**What to work on**
Copy the data precisely, keeping every character.

◆ ◆ ◆ ◆

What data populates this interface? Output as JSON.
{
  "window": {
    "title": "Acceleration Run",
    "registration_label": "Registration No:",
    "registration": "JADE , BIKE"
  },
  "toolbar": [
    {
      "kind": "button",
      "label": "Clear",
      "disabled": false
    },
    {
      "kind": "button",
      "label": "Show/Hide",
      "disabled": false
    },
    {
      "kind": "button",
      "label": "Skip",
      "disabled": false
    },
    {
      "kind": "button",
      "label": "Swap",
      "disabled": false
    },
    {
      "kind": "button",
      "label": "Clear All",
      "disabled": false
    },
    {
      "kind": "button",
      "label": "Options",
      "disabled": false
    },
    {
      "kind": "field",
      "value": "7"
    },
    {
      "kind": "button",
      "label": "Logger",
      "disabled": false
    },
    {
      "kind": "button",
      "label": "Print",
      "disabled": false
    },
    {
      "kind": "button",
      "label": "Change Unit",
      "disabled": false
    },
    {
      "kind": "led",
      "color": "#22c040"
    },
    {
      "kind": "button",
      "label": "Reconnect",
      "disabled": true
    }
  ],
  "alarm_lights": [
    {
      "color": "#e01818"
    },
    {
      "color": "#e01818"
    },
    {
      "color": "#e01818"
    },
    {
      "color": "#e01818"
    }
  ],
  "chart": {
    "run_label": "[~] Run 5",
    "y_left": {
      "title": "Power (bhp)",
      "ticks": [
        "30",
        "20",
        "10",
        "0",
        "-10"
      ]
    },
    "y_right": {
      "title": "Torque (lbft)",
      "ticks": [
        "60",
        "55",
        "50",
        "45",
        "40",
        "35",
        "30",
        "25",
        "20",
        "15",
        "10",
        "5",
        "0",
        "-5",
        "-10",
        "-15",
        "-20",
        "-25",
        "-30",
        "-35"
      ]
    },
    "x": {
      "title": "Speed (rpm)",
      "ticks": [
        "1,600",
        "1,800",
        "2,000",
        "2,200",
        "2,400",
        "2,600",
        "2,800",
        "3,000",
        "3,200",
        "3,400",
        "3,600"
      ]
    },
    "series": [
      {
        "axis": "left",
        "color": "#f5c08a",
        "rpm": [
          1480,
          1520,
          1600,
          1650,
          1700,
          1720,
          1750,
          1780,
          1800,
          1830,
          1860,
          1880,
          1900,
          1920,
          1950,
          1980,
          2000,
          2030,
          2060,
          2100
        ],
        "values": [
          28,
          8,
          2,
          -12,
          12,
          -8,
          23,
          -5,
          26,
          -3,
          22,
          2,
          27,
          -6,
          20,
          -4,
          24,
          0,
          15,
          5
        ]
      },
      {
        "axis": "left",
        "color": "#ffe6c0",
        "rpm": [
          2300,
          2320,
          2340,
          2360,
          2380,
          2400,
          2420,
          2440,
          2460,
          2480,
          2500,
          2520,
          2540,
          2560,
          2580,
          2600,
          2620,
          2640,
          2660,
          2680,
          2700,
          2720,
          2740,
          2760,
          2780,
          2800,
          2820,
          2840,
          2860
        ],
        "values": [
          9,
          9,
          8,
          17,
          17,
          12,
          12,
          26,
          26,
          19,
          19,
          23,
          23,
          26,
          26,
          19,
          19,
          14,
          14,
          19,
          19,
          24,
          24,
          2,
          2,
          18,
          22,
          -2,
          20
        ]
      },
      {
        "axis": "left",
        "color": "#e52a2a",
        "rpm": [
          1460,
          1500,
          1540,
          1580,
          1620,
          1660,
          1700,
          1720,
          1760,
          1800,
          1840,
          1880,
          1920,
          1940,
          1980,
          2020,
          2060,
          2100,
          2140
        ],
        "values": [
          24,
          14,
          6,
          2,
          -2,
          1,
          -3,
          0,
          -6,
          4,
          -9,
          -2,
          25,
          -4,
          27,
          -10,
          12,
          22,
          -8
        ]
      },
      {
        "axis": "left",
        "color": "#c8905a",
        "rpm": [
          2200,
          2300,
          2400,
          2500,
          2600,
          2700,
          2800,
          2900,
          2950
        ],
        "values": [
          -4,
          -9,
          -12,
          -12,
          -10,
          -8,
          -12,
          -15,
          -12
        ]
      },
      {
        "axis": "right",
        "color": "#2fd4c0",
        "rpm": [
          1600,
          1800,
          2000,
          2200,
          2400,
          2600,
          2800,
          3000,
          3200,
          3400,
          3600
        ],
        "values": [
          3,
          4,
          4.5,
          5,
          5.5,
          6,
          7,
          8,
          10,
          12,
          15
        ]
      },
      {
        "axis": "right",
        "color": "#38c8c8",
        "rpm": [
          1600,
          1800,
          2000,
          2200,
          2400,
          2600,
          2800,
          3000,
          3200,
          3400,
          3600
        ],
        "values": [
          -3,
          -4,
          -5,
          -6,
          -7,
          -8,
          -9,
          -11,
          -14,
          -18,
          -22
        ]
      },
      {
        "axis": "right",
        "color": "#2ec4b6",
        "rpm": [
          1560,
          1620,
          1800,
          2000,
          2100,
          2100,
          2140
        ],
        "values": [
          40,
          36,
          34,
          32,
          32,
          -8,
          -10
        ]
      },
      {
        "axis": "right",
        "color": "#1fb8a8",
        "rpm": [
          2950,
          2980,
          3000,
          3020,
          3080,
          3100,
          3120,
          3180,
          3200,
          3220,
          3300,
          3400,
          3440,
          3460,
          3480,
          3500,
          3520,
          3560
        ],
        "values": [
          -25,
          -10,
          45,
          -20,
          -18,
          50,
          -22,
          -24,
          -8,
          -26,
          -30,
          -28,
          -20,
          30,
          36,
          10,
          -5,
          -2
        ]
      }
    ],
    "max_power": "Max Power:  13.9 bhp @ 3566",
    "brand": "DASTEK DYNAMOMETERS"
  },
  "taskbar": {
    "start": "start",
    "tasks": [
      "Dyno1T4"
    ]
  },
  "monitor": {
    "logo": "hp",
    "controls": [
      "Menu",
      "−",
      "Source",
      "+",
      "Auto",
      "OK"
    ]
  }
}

◆ ◆ ◆ ◆

**The answer**
What data populates this interface? Output as JSON.
{
  "window": {
    "title": "Acceleration Run",
    "registration_label": "Registration No:",
    "registration": "JADE , BIKE"
  },
  "toolbar": [
    {
      "kind": "button",
      "label": "Clear",
      "disabled": false
    },
    {
      "kind": "button",
      "label": "Show/Hide",
      "disabled": false
    },
    {
      "kind": "button",
      "label": "Skip",
      "disabled": false
    },
    {
      "kind": "button",
      "label": "Swap",
      "disabled": false
    },
    {
      "kind": "button",
      "label": "Clear All",
      "disabled": false
    },
    {
      "kind": "button",
      "label": "Options",
      "disabled": false
    },
    {
      "kind": "field",
      "value": "7"
    },
    {
      "kind": "button",
      "label": "Logger",
      "disabled": false
    },
    {
      "kind": "button",
      "label": "Print",
      "disabled": false
    },
    {
      "kind": "button",
      "label": "Change Unit",
      "disabled": false
    },
    {
      "kind": "led",
      "color": "#22c040"
    },
    {
      "kind": "button",
      "label": "Reconnect",
      "disabled": true
    }
  ],
  "alarm_lights": [
    {
      "color": "#e01818"
    },
    {
      "color": "#e01818"
    },
    {
      "color": "#e01818"
    },
    {
      "color": "#e01818"
    }
  ],
  "chart": {
    "run_label": "[~] Run 5",
    "y_left": {
      "title": "Power (bhp)",
      "ticks": [
        "30",
        "20",
        "10",
        "0",
        "-10"
      ]
    },
    "y_right": {
      "title": "Torque (lbft)",
      "ticks": [
        "60",
        "55",
        "50",
        "45",
        "40",
        "35",
        "30",
        "25",
        "20",
        "15",
        "10",
        "5",
        "0",
        "-5",
        "-10",
        "-15",
        "-20",
        "-25",
        "-30",
        "-35"
      ]
    },
    "x": {
      "title": "Speed (rpm)",
      "ticks": [
        "1,600",
        "1,800",
        "2,000",
        "2,200",
        "2,400",
        "2,600",
        "2,800",
        "3,000",
        "3,200",
        "3,400",
        "3,600"
      ]
    },
    "series": [
      {
        "axis": "left",
        "color": "#f5c08a",
        "rpm": [
          1480,
          1520,
          1600,
          1650,
          1700,
          1720,
          1750,
          1780,
          1800,
          1830,
          1860,
          1880,
          1900,
          1920,
          1950,
          1980,
          2000,
          2030,
          2060,
          2100
        ],
        "values": [
          28,
          8,
          2,
          -12,
          12,
          -8,
          23,
          -5,
          26,
          -3,
          22,
          2,
          27,
          -6,
          20,
          -4,
          24,
          0,
          15,
          5
        ]
      },
      {
        "axis": "left",
        "color": "#ffe6c0",
        "rpm": [
          2300,
          2320,
          2340,
          2360,
          2380,
          2400,
          2420,
          2440,
          2460,
          2480,
          2500,
          2520,
          2540,
          2560,
          2580,
          2600,
          2620,
          2640,
          2660,
          2680,
          2700,
          2720,
          2740,
          2760,
          2780,
          2800,
          2820,
          2840,
          2860
        ],
        "values": [
          9,
          9,
          8,
          17,
          17,
          12,
          12,
          26,
          26,
          19,
          19,
          23,
          23,
          26,
          26,
          19,
          19,
          14,
          14,
          19,
          19,
          24,
          24,
          2,
          2,
          18,
          22,
          -2,
          20
        ]
      },
      {
        "axis": "left",
        "color": "#e52a2a",
        "rpm": [
          1460,
          1500,
          1540,
          1580,
          1620,
          1660,
          1700,
          1720,
          1760,
          1800,
          1840,
          1880,
          1920,
          1940,
          1980,
          2020,
          2060,
          2100,
          2140
        ],
        "values": [
          24,
          14,
          6,
          2,
          -2,
          1,
          -3,
          0,
          -6,
          4,
          -9,
          -2,
          25,
          -4,
          27,
          -10,
          12,
          22,
          -8
        ]
      },
      {
        "axis": "left",
        "color": "#c8905a",
        "rpm": [
          2200,
          2300,
          2400,
          2500,
          2600,
          2700,
          2800,
          2900,
          2950
        ],
        "values": [
          -4,
          -9,
          -12,
          -12,
          -10,
          -8,
          -12,
          -15,
          -12
        ]
      },
      {
        "axis": "right",
        "color": "#2fd4c0",
        "rpm": [
          1600,
          1800,
          2000,
          2200,
          2400,
          2600,
          2800,
          3000,
          3200,
          3400,
          3600
        ],
        "values": [
          3,
          4,
          4.5,
          5,
          5.5,
          6,
          7,
          8,
          10,
          12,
          15
        ]
      },
      {
        "axis": "right",
        "color": "#38c8c8",
        "rpm": [
          1600,
          1800,
          2000,
          2200,
          2400,
          2600,
          2800,
          3000,
          3200,
          3400,
          3600
        ],
        "values": [
          -3,
          -4,
          -5,
          -6,
          -7,
          -8,
          -9,
          -11,
          -14,
          -18,
          -22
        ]
      },
      {
        "axis": "right",
        "color": "#2ec4b6",
        "rpm": [
          1560,
          1620,
          1800,
          2000,
          2100,
          2100,
          2140
        ],
        "values": [
          40,
          36,
          34,
          32,
          32,
          -8,
          -10
        ]
      },
      {
        "axis": "right",
        "color": "#1fb8a8",
        "rpm": [
          2950,
          2980,
          3000,
          3020,
          3080,
          3100,
          3120,
          3180,
          3200,
          3220,
          3300,
          3400,
          3440,
          3460,
          3480,
          3500,
          3520,
          3560
        ],
        "values": [
          -25,
          -10,
          45,
          -20,
          -18,
          50,
          -22,
          -24,
          -8,
          -26,
          -30,
          -28,
          -20,
          30,
          36,
          10,
          -5,
          -2
        ]
      }
    ],
    "max_power": "Max Power:  13.9 bhp @ 3566",
    "brand": "DASTEK DYNAMOMETERS"
  },
  "taskbar": {
    "start": "start",
    "tasks": [
      "Dyno1T4"
    ]
  },
  "monitor": {
    "logo": "hp",
    "controls": [
      "Menu",
      "−",
      "Source",
      "+",
      "Auto",
      "OK"
    ]
  }
}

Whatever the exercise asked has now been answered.